*** Opening of Information supplied ***

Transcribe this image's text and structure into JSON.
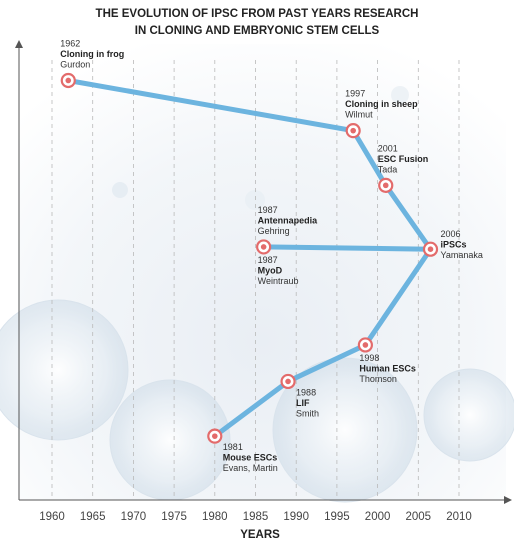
{
  "chart_data": {
    "type": "line",
    "title": [
      "THE EVOLUTION OF IPSC FROM PAST YEARS RESEARCH",
      "IN CLONING AND EMBRYONIC STEM CELLS"
    ],
    "xlabel": "YEARS",
    "ylabel": "",
    "xlim": [
      1955,
      2014
    ],
    "ylim": [
      0,
      10
    ],
    "x_ticks": [
      1960,
      1965,
      1970,
      1975,
      1980,
      1985,
      1990,
      1995,
      2000,
      2005,
      2010
    ],
    "grid": "vertical dashed",
    "line_color": "#6cb4df",
    "marker_color": "#e36b6b",
    "series": [
      {
        "points": [
          {
            "x": 1962,
            "y": 9.2
          },
          {
            "x": 1997,
            "y": 8.1
          },
          {
            "x": 2001,
            "y": 6.9
          },
          {
            "x": 2006.5,
            "y": 5.5
          },
          {
            "x": 1986,
            "y": 5.55
          },
          {
            "x": 2006.5,
            "y": 5.5
          },
          {
            "x": 1998.5,
            "y": 3.4
          },
          {
            "x": 1989,
            "y": 2.6
          },
          {
            "x": 1980,
            "y": 1.4
          }
        ]
      }
    ],
    "annotations": [
      {
        "year": "1962",
        "title": "Cloning in frog",
        "name": "Gurdon",
        "at": {
          "x": 1962,
          "y": 9.2
        },
        "placement": "above-right"
      },
      {
        "year": "1997",
        "title": "Cloning in sheep",
        "name": "Wilmut",
        "at": {
          "x": 1997,
          "y": 8.1
        },
        "placement": "above-left"
      },
      {
        "year": "2001",
        "title": "ESC Fusion",
        "name": "Tada",
        "at": {
          "x": 2001,
          "y": 6.9
        },
        "placement": "above-right"
      },
      {
        "year": "2006",
        "title": "iPSCs",
        "name": "Yamanaka",
        "at": {
          "x": 2006.5,
          "y": 5.5
        },
        "placement": "right"
      },
      {
        "year": "1987",
        "title": "Antennapedia",
        "name": "Gehring",
        "at": {
          "x": 1986,
          "y": 5.55
        },
        "placement": "above"
      },
      {
        "year": "1987",
        "title": "MyoD",
        "name": "Weintraub",
        "at": {
          "x": 1986,
          "y": 5.55
        },
        "placement": "below"
      },
      {
        "year": "1998",
        "title": "Human ESCs",
        "name": "Thomson",
        "at": {
          "x": 1998.5,
          "y": 3.4
        },
        "placement": "below"
      },
      {
        "year": "1988",
        "title": "LIF",
        "name": "Smith",
        "at": {
          "x": 1989,
          "y": 2.6
        },
        "placement": "below-right"
      },
      {
        "year": "1981",
        "title": "Mouse ESCs",
        "name": "Evans, Martin",
        "at": {
          "x": 1980,
          "y": 1.4
        },
        "placement": "below-right"
      }
    ]
  }
}
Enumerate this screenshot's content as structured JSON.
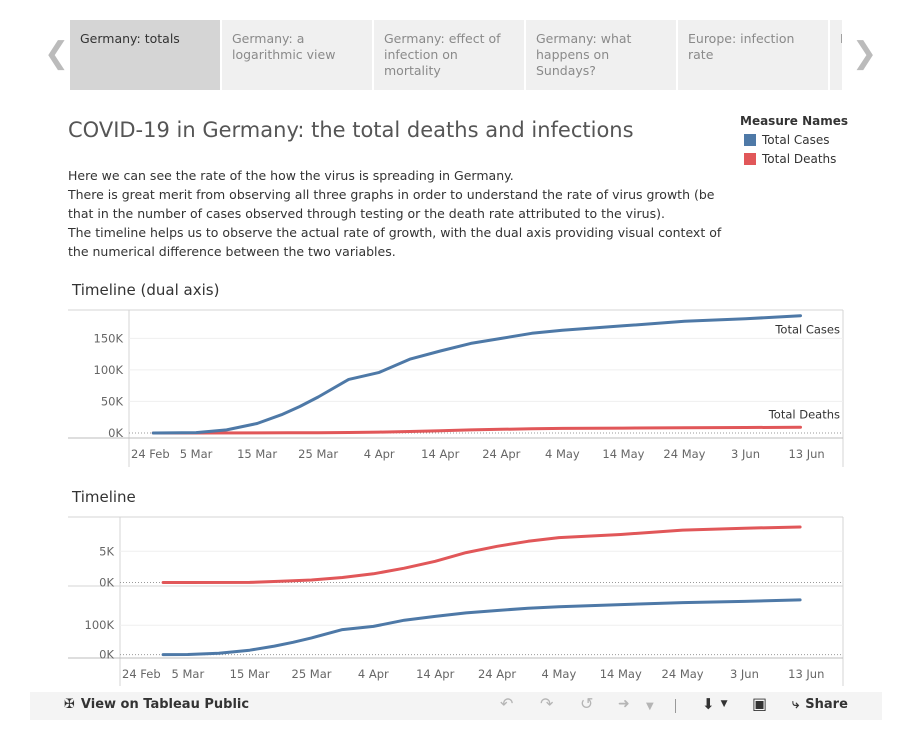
{
  "tabs": [
    {
      "label": "Germany: totals",
      "active": true
    },
    {
      "label": "Germany: a logarithmic view",
      "active": false
    },
    {
      "label": "Germany: effect of infection on mortality",
      "active": false
    },
    {
      "label": "Germany: what happens on Sundays?",
      "active": false
    },
    {
      "label": "Europe: infection rate",
      "active": false
    },
    {
      "label": "I",
      "active": false
    }
  ],
  "title": "COVID-19 in Germany: the total deaths and infections",
  "description": [
    "Here we can see the rate of the how the virus is spreading in Germany.",
    "There is great merit from observing all three graphs in order to understand the rate of virus growth (be that in the number of cases observed through testing or the death rate attributed to the virus).",
    "The timeline helps us to observe the actual rate of growth, with the dual axis providing visual context of the numerical difference between the two variables."
  ],
  "legend": {
    "title": "Measure Names",
    "items": [
      {
        "label": "Total Cases",
        "color": "#4e79a7"
      },
      {
        "label": "Total Deaths",
        "color": "#e15759"
      }
    ]
  },
  "colors": {
    "cases": "#4e79a7",
    "deaths": "#e15759"
  },
  "chart_data": [
    {
      "type": "line",
      "title": "Timeline (dual axis)",
      "x_tick_labels": [
        "24 Feb",
        "5 Mar",
        "15 Mar",
        "25 Mar",
        "4 Apr",
        "14 Apr",
        "24 Apr",
        "4 May",
        "14 May",
        "24 May",
        "3 Jun",
        "13 Jun"
      ],
      "x_days": [
        0,
        10,
        20,
        30,
        40,
        50,
        60,
        70,
        80,
        90,
        100,
        110
      ],
      "x_range_days": [
        0,
        114
      ],
      "y_ticks": [
        0,
        50000,
        100000,
        150000
      ],
      "y_tick_labels": [
        "0K",
        "50K",
        "100K",
        "150K"
      ],
      "ylim": [
        -8000,
        195000
      ],
      "dual_axis": true,
      "series": [
        {
          "name": "Total Cases",
          "label": "Total Cases",
          "x": [
            3,
            10,
            15,
            20,
            24,
            27,
            30,
            35,
            40,
            45,
            50,
            55,
            60,
            65,
            70,
            80,
            90,
            100,
            109
          ],
          "values": [
            0,
            600,
            4800,
            15000,
            29000,
            42000,
            57000,
            85000,
            96000,
            117000,
            130000,
            142000,
            150000,
            158000,
            163000,
            170000,
            177000,
            181000,
            186000
          ]
        },
        {
          "name": "Total Deaths",
          "label": "Total Deaths",
          "x": [
            3,
            10,
            20,
            25,
            30,
            35,
            40,
            45,
            50,
            55,
            60,
            65,
            70,
            80,
            90,
            100,
            109
          ],
          "values": [
            0,
            0,
            20,
            200,
            400,
            800,
            1400,
            2300,
            3400,
            4800,
            5800,
            6600,
            7200,
            7700,
            8400,
            8700,
            8900
          ]
        }
      ]
    },
    {
      "type": "line",
      "title": "Timeline",
      "x_tick_labels": [
        "24 Feb",
        "5 Mar",
        "15 Mar",
        "25 Mar",
        "4 Apr",
        "14 Apr",
        "24 Apr",
        "4 May",
        "14 May",
        "24 May",
        "3 Jun",
        "13 Jun"
      ],
      "x_days": [
        0,
        10,
        20,
        30,
        40,
        50,
        60,
        70,
        80,
        90,
        100,
        110
      ],
      "x_range_days": [
        0,
        114
      ],
      "panels": [
        {
          "measure": "Total Deaths",
          "y_ticks": [
            0,
            5000
          ],
          "y_tick_labels": [
            "0K",
            "5K"
          ],
          "ylim": [
            -400,
            10500
          ],
          "x": [
            6,
            10,
            20,
            25,
            30,
            35,
            40,
            45,
            50,
            55,
            60,
            65,
            70,
            80,
            90,
            100,
            109
          ],
          "values": [
            0,
            0,
            20,
            200,
            400,
            800,
            1400,
            2300,
            3400,
            4800,
            5800,
            6600,
            7200,
            7700,
            8400,
            8700,
            8900
          ]
        },
        {
          "measure": "Total Cases",
          "y_ticks": [
            0,
            100000
          ],
          "y_tick_labels": [
            "0K",
            "100K"
          ],
          "ylim": [
            -8000,
            230000
          ],
          "x": [
            6,
            10,
            15,
            20,
            24,
            27,
            30,
            35,
            40,
            45,
            50,
            55,
            60,
            65,
            70,
            80,
            90,
            100,
            109
          ],
          "values": [
            0,
            600,
            4800,
            15000,
            29000,
            42000,
            57000,
            85000,
            96000,
            117000,
            130000,
            142000,
            150000,
            158000,
            163000,
            170000,
            177000,
            181000,
            186000
          ]
        }
      ]
    }
  ],
  "toolbar": {
    "view_label": "View on Tableau Public",
    "share_label": "Share"
  }
}
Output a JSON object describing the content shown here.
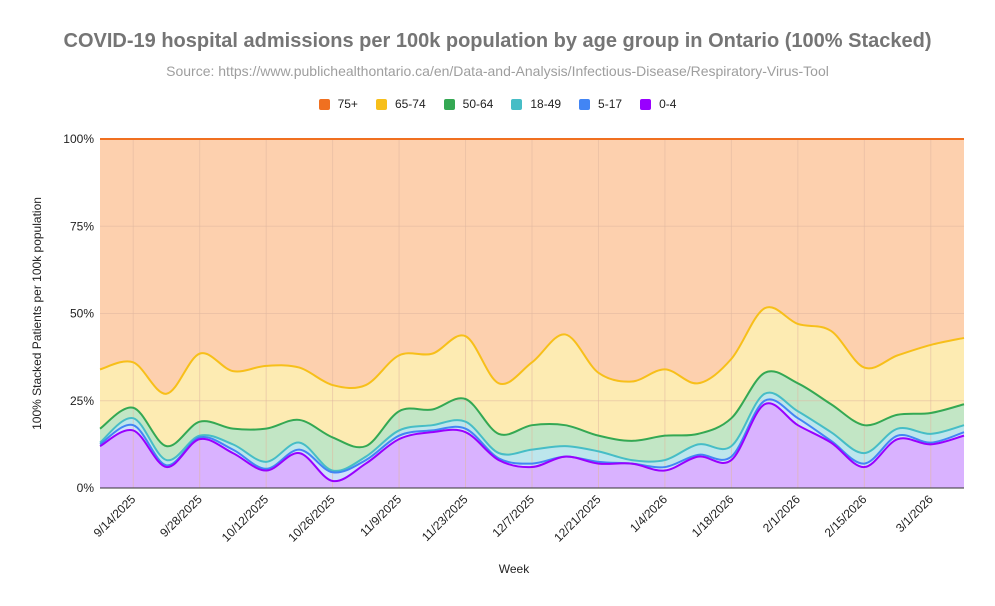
{
  "chart_data": {
    "type": "area",
    "stacking": "percent",
    "title": "COVID-19 hospital admissions per 100k population by age group in Ontario (100% Stacked)",
    "subtitle": "Source: https://www.publichealthontario.ca/en/Data-and-Analysis/Infectious-Disease/Respiratory-Virus-Tool",
    "xlabel": "Week",
    "ylabel": "100% Stacked Patients per 100k population",
    "ylim": [
      0,
      100
    ],
    "y_ticks": [
      "0%",
      "25%",
      "50%",
      "75%",
      "100%"
    ],
    "x_ticks": [
      "9/14/2025",
      "9/28/2025",
      "10/12/2025",
      "10/26/2025",
      "11/9/2025",
      "11/23/2025",
      "12/7/2025",
      "12/21/2025",
      "1/4/2026",
      "1/18/2026",
      "2/1/2026",
      "2/15/2026",
      "3/1/2026"
    ],
    "legend_position": "top",
    "grid": true,
    "x": [
      "9/7/2025",
      "9/14/2025",
      "9/21/2025",
      "9/28/2025",
      "10/5/2025",
      "10/12/2025",
      "10/19/2025",
      "10/26/2025",
      "11/2/2025",
      "11/9/2025",
      "11/16/2025",
      "11/23/2025",
      "11/30/2025",
      "12/7/2025",
      "12/14/2025",
      "12/21/2025",
      "12/28/2025",
      "1/4/2026",
      "1/11/2026",
      "1/18/2026",
      "1/25/2026",
      "2/1/2026",
      "2/8/2026",
      "2/15/2026",
      "2/22/2026",
      "3/1/2026",
      "3/8/2026"
    ],
    "cumulative_top": {
      "0-4": [
        12,
        16.5,
        6,
        14,
        10,
        5,
        10,
        2,
        7,
        14,
        16,
        16,
        8,
        6,
        9,
        7,
        7,
        5,
        9,
        8,
        24,
        18,
        13,
        6,
        14,
        12.5,
        15
      ],
      "5-17": [
        12.5,
        18,
        6.5,
        14.5,
        11,
        5.5,
        11,
        4.5,
        8,
        15,
        16.5,
        17,
        8.5,
        7,
        9,
        7.5,
        7,
        6,
        9.5,
        9,
        25,
        20,
        13.5,
        7,
        15,
        13,
        16
      ],
      "18-49": [
        13,
        20,
        8,
        15,
        12.5,
        7.5,
        13,
        5,
        9,
        16.5,
        18,
        19,
        10,
        11,
        12,
        10.5,
        8,
        8,
        12.5,
        12,
        27,
        22,
        16,
        10,
        17,
        15.5,
        18
      ],
      "50-64": [
        17,
        23,
        12,
        19,
        17,
        17,
        19.5,
        14.5,
        12,
        22,
        22.5,
        25.5,
        15.5,
        18,
        18,
        15,
        13.5,
        15,
        15.5,
        20,
        33,
        30,
        24,
        18,
        21,
        21.5,
        24
      ],
      "65-74": [
        34,
        36,
        27,
        38.5,
        33.5,
        35,
        34.5,
        29.5,
        29.5,
        38,
        38.5,
        43.5,
        30,
        36,
        44,
        33,
        30.5,
        34,
        30,
        37,
        51.5,
        47,
        45,
        34.5,
        38,
        41,
        43
      ],
      "75+": [
        100,
        100,
        100,
        100,
        100,
        100,
        100,
        100,
        100,
        100,
        100,
        100,
        100,
        100,
        100,
        100,
        100,
        100,
        100,
        100,
        100,
        100,
        100,
        100,
        100,
        100,
        100
      ]
    },
    "series": [
      {
        "name": "75+",
        "line": "#f07020",
        "fill": "#fdd0ae"
      },
      {
        "name": "65-74",
        "line": "#f7bf1a",
        "fill": "#fdebb2"
      },
      {
        "name": "50-64",
        "line": "#34a853",
        "fill": "#c2e6c5"
      },
      {
        "name": "18-49",
        "line": "#46bdc6",
        "fill": "#bde6ec"
      },
      {
        "name": "5-17",
        "line": "#4285f4",
        "fill": "#cfe0fc"
      },
      {
        "name": "0-4",
        "line": "#9900ff",
        "fill": "#d9b2ff"
      }
    ]
  }
}
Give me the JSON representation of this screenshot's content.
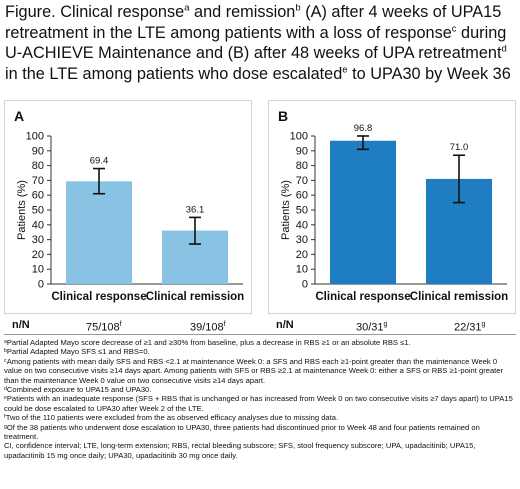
{
  "title": {
    "seg1": "Figure. Clinical response",
    "sup1": "a",
    "seg2": " and remission",
    "sup2": "b",
    "seg3": " (A) after 4 weeks of UPA15 retreatment in the LTE among patients with a loss of response",
    "sup3": "c",
    "seg4": " during U-ACHIEVE Maintenance and (B) after 48 weeks of UPA retreatment",
    "sup4": "d",
    "seg5": " in the LTE among patients who dose escalated",
    "sup5": "e",
    "seg6": " to UPA30 by Week 36"
  },
  "colors": {
    "panel_a_bar": "#89c3e3",
    "panel_b_bar": "#1f7ec1",
    "error_bar": "#111111"
  },
  "nn_label": "n/N",
  "chart_data": [
    {
      "panel": "A",
      "type": "bar",
      "ylabel": "Patients (%)",
      "ylim": [
        0,
        100
      ],
      "yticks": [
        0,
        10,
        20,
        30,
        40,
        50,
        60,
        70,
        80,
        90,
        100
      ],
      "categories": [
        "Clinical response",
        "Clinical remission"
      ],
      "values": [
        69.4,
        36.1
      ],
      "value_labels": [
        "69.4",
        "36.1"
      ],
      "error_low": [
        61,
        27
      ],
      "error_high": [
        78,
        45
      ],
      "nn": [
        "75/108",
        "39/108"
      ],
      "nn_sup": [
        "f",
        "f"
      ]
    },
    {
      "panel": "B",
      "type": "bar",
      "ylabel": "Patients (%)",
      "ylim": [
        0,
        100
      ],
      "yticks": [
        0,
        10,
        20,
        30,
        40,
        50,
        60,
        70,
        80,
        90,
        100
      ],
      "categories": [
        "Clinical response",
        "Clinical remission"
      ],
      "values": [
        96.8,
        71.0
      ],
      "value_labels": [
        "96.8",
        "71.0"
      ],
      "error_low": [
        91,
        55
      ],
      "error_high": [
        100,
        87
      ],
      "nn": [
        "30/31",
        "22/31"
      ],
      "nn_sup": [
        "g",
        "g"
      ]
    }
  ],
  "footnotes": [
    "ᵃPartial Adapted Mayo score decrease of ≥1 and ≥30% from baseline, plus a decrease in RBS ≥1 or an absolute RBS ≤1.",
    "ᵇPartial Adapted Mayo SFS ≤1 and RBS=0.",
    "ᶜAmong patients with mean daily SFS and RBS <2.1 at maintenance Week 0: a SFS and RBS each ≥1-point greater than the maintenance Week 0 value on two consecutive visits ≥14 days apart. Among patients with SFS or RBS ≥2.1 at maintenance Week 0: either a SFS or RBS ≥1-point greater than the maintenance Week 0 value on two consecutive visits ≥14 days apart.",
    "ᵈCombined exposure to UPA15 and UPA30.",
    "ᵉPatients with an inadequate response (SFS + RBS that is unchanged or has increased from Week 0 on two consecutive visits ≥7 days apart) to UPA15 could be dose escalated to UPA30 after Week 2 of the LTE.",
    "ᶠTwo of the 110 patients were excluded from the as observed efficacy analyses due to missing data.",
    "ᵍOf the 38 patients who underwent dose escalation to UPA30, three patients had discontinued prior to Week 48 and four patients remained on treatment.",
    "CI, confidence interval; LTE, long-term extension; RBS, rectal bleeding subscore; SFS, stool frequency subscore; UPA, upadacitinib; UPA15, upadacitinib 15 mg once daily; UPA30, upadacitinib 30 mg once daily."
  ]
}
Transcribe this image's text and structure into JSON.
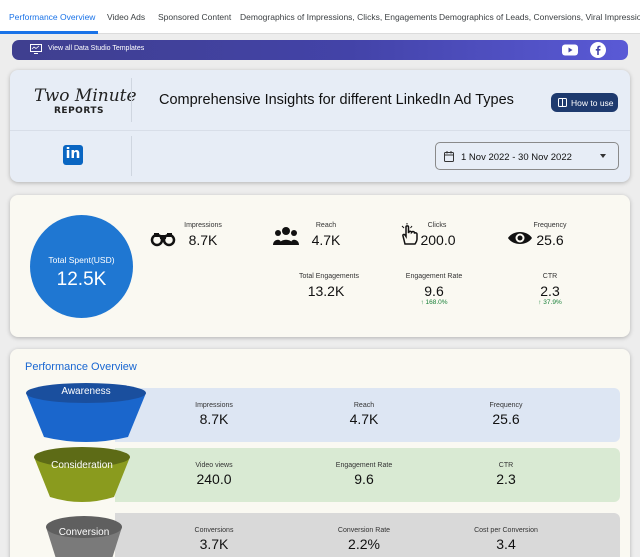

*** Close of Information supplied ***

→ **Work instruction**:
Find how many lines of the entries include the word "this". The number is the entire reply.

→ **Expected output**:
4